I'm less sure that we can say that the US had a common currency in the (early, anyway) 19th century. Bank notes were local and, the further one got from the issuing bank, the greater a discount they were generally acepted at. In effect, banknotes from Georgia were treated in New York as more like currency from another country. Under somewhat tighter conditions governing isse, commercial banks still issued bank notes in the 1920s (I have one, from the Farmers and Merchants Bank of Terre haute, Indiana, with my grandfather's signature--he was the secretary of the bank). The movement to a uniform national currency did in fact accompany the development of a larger, more important central government.
ReplyDeleteAn addendum. The fact that all these currencies in the US were called "dollars" does not suffice to make them a common currency.
ReplyDeleteThere can be no such thing as a perfect OCA but the US probably comes closest to it. If the US carves out monetary unions there will be a price to pay (since each state now needs a central bank and so on) that could very well outweigh the flexibility of having different currencies. Africa is another interesting case: because it has multiple currencies, the flexibility has resulted in relatively prosperous countries like Botswana, Namibia and South Africa while at the same time a few countries are on the other end of the spectrum. If Africa adopted a common currency, the living standards in the prosperous countries would tend to go lower because there would always be a transfer of wealth from the richer countries to poorer countries to maintain the common currency (exactly what Germany is being forced to do for Greece).
ReplyDeleteIndia is probably the best example of a country that roughly has a US like system but is worse off with a single currency because underneath it is more Europe like in terms of heterogeneity. The more developed economies of Bangalore, Mumbai subsidize the poorer economies of much of the rest of the regions in the country.

§ §

▶ ABOUT THIS TASK
Copy out the text on common currencies in full, word for word. The material that follows has no connection to the text on common currencies.

§ §

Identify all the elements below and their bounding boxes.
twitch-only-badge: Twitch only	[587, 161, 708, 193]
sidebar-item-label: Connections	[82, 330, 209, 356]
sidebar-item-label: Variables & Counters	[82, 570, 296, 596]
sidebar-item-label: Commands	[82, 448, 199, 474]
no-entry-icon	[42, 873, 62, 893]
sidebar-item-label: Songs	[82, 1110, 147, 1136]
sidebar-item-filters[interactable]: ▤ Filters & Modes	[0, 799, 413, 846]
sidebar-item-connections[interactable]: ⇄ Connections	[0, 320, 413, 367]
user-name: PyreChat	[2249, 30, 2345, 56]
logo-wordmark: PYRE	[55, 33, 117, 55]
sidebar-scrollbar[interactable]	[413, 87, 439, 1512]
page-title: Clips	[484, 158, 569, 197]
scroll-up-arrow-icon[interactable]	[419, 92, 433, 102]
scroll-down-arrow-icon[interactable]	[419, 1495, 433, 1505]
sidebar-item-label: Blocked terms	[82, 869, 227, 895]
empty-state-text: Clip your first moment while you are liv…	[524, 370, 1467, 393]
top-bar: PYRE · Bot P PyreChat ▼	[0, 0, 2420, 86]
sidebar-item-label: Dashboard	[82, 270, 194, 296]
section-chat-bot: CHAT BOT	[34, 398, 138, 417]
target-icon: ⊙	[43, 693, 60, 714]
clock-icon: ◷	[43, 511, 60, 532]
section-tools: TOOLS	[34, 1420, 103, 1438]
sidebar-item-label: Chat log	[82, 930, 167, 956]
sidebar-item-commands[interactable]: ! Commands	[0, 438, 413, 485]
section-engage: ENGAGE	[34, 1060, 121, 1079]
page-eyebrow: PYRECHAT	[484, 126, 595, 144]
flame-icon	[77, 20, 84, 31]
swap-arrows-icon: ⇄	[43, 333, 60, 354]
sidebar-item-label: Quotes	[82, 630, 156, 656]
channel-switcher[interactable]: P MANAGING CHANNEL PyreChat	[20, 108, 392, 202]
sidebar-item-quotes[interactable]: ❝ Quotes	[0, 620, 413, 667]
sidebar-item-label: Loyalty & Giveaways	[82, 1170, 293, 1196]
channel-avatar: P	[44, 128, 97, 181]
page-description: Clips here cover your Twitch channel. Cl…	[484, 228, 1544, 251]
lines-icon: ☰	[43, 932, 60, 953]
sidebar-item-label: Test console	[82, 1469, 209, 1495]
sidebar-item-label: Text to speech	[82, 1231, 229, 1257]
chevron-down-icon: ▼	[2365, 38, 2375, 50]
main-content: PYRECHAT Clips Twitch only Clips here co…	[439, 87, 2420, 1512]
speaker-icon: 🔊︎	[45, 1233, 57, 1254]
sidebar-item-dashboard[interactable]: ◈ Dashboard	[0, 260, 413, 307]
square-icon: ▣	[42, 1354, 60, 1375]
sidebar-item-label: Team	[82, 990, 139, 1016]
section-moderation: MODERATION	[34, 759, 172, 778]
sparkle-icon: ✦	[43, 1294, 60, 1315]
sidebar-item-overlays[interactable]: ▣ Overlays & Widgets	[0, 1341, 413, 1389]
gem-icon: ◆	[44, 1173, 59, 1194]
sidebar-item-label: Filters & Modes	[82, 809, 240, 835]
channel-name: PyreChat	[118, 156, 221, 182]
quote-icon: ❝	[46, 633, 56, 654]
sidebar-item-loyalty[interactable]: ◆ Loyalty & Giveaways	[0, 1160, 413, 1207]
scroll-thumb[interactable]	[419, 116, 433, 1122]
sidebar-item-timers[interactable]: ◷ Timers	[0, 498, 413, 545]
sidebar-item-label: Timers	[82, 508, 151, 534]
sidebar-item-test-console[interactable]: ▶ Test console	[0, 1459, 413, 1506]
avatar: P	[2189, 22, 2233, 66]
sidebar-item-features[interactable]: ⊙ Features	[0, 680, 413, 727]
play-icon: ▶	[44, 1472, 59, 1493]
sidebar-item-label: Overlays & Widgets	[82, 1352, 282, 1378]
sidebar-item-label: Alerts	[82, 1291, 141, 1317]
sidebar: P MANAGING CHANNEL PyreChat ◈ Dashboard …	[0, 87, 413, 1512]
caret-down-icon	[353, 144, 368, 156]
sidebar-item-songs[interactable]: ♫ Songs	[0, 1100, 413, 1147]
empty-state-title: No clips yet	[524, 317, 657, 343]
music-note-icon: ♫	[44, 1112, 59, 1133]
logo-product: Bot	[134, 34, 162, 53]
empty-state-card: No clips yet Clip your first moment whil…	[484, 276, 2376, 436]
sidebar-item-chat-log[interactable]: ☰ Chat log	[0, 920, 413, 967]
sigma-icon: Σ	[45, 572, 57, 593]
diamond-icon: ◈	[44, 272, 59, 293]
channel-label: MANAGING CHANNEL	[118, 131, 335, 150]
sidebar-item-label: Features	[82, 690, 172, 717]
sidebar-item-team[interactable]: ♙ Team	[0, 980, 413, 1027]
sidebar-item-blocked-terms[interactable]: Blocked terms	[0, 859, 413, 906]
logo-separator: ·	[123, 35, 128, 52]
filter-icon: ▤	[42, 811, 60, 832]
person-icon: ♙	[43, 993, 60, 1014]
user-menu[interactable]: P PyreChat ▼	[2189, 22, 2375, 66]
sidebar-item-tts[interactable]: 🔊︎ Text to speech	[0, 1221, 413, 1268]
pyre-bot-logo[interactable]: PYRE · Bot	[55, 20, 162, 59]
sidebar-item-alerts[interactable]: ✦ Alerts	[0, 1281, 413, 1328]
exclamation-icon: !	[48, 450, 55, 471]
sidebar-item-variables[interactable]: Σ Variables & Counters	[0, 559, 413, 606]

§ §

▶ OUTPUT OF THE EXERCISE
I'm less sure that we can say that the US had a common currency in the (early, anyway) 19th century. Bank notes were local and, the further one got from the issuing bank, the greater a discount they were generally acepted at. In effect, banknotes from Georgia were treated in New York as more like currency from another country. Under somewhat tighter conditions governing isse, commercial banks still issued bank notes in the 1920s (I have one, from the Farmers and Merchants Bank of Terre haute, Indiana, with my grandfather's signature--he was the secretary of the bank). The movement to a uniform national currency did in fact accompany the development of a larger, more important central government.
ReplyDeleteAn addendum. The fact that all these currencies in the US were called "dollars" does not suffice to make them a common currency.
ReplyDeleteThere can be no such thing as a perfect OCA but the US probably comes closest to it. If the US carves out monetary unions there will be a price to pay (since each state now needs a central bank and so on) that could very well outweigh the flexibility of having different currencies. Africa is another interesting case: because it has multiple currencies, the flexibility has resulted in relatively prosperous countries like Botswana, Namibia and South Africa while at the same time a few countries are on the other end of the spectrum. If Africa adopted a common currency, the living standards in the prosperous countries would tend to go lower because there would always be a transfer of wealth from the richer countries to poorer countries to maintain the common currency (exactly what Germany is being forced to do for Greece).
ReplyDeleteIndia is probably the best example of a country that roughly has a US like system but is worse off with a single currency because underneath it is more Europe like in terms of heterogeneity. The more developed economies of Bangalore, Mumbai subsidize the poorer economies of much of the rest of the regions in the country.